* Start Data extract *
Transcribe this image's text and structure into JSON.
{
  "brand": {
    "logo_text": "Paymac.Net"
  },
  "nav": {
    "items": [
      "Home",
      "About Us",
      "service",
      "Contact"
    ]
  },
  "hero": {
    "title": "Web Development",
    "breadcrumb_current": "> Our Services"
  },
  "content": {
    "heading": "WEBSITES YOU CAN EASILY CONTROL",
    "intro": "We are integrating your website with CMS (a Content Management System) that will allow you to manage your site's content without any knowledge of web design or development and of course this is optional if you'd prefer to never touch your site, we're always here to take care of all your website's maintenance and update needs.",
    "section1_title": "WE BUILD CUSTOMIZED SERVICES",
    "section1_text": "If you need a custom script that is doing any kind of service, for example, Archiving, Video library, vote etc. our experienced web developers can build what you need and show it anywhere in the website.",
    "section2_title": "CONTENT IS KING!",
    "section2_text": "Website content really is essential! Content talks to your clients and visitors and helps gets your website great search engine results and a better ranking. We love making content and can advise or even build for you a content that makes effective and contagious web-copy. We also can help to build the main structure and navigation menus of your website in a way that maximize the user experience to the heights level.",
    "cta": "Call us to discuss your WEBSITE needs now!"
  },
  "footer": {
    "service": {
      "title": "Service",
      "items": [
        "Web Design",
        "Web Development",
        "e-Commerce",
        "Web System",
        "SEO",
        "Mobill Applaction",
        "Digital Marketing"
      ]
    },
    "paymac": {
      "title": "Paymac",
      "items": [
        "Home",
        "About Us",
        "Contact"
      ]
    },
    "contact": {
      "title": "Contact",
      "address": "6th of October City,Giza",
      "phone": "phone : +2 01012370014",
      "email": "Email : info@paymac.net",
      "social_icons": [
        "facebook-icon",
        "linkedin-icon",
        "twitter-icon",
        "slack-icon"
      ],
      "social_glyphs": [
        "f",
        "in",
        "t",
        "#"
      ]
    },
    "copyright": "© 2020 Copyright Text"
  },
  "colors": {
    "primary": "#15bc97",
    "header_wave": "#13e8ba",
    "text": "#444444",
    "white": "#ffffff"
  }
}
* End Data extract *
* Start Data extract *
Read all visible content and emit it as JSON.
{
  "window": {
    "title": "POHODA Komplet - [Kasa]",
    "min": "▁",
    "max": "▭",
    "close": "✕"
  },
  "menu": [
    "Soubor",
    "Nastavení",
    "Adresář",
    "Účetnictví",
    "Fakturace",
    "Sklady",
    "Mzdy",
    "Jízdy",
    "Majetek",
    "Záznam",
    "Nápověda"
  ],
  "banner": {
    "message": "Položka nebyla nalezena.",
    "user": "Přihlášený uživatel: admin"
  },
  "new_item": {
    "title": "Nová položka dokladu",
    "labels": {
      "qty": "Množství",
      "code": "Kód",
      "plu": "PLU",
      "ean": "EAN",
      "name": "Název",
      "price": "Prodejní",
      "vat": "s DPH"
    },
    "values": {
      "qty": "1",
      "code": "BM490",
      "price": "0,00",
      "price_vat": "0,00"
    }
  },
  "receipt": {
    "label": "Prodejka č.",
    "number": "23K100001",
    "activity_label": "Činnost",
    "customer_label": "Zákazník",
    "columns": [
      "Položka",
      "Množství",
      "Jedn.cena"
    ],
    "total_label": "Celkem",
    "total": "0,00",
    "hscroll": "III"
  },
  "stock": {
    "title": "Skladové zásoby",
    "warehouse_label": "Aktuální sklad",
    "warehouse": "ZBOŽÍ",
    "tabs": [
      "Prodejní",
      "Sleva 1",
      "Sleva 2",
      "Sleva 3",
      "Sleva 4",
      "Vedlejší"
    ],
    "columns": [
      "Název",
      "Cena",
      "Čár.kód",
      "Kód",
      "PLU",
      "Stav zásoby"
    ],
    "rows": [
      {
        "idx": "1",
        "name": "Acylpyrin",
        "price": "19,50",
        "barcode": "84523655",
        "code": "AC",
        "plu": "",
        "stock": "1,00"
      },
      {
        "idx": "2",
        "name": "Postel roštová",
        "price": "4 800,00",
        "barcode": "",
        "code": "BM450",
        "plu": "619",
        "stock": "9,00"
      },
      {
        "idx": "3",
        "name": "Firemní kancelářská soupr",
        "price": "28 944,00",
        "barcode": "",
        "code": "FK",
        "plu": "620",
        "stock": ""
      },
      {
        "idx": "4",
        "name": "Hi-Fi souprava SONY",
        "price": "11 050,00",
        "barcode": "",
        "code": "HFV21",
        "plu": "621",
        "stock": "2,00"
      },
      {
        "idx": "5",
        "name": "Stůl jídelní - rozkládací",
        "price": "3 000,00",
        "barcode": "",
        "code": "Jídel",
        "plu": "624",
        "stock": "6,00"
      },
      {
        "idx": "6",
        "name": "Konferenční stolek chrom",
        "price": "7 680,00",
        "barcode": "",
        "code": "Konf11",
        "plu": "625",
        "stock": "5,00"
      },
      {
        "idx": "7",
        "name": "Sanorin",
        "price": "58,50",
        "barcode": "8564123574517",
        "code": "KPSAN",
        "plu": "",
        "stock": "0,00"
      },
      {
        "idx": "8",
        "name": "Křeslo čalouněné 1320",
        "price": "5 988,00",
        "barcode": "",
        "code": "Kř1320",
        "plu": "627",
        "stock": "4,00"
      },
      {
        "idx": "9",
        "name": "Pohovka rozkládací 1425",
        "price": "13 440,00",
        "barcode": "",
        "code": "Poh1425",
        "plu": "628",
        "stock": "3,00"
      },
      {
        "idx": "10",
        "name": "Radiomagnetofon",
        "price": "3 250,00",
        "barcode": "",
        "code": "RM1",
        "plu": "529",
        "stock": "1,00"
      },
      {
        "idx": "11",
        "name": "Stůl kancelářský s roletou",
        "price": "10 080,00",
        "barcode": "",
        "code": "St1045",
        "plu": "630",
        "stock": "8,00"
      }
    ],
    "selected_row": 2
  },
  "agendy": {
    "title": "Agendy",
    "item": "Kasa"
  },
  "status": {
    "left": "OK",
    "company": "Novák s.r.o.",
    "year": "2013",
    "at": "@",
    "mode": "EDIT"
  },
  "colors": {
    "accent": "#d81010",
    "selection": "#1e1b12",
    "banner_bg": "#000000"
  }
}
* End Data extract *
**Task brief:**
Say how many lines above contain the string "that". Answer with the number only.

**Written reply:**
3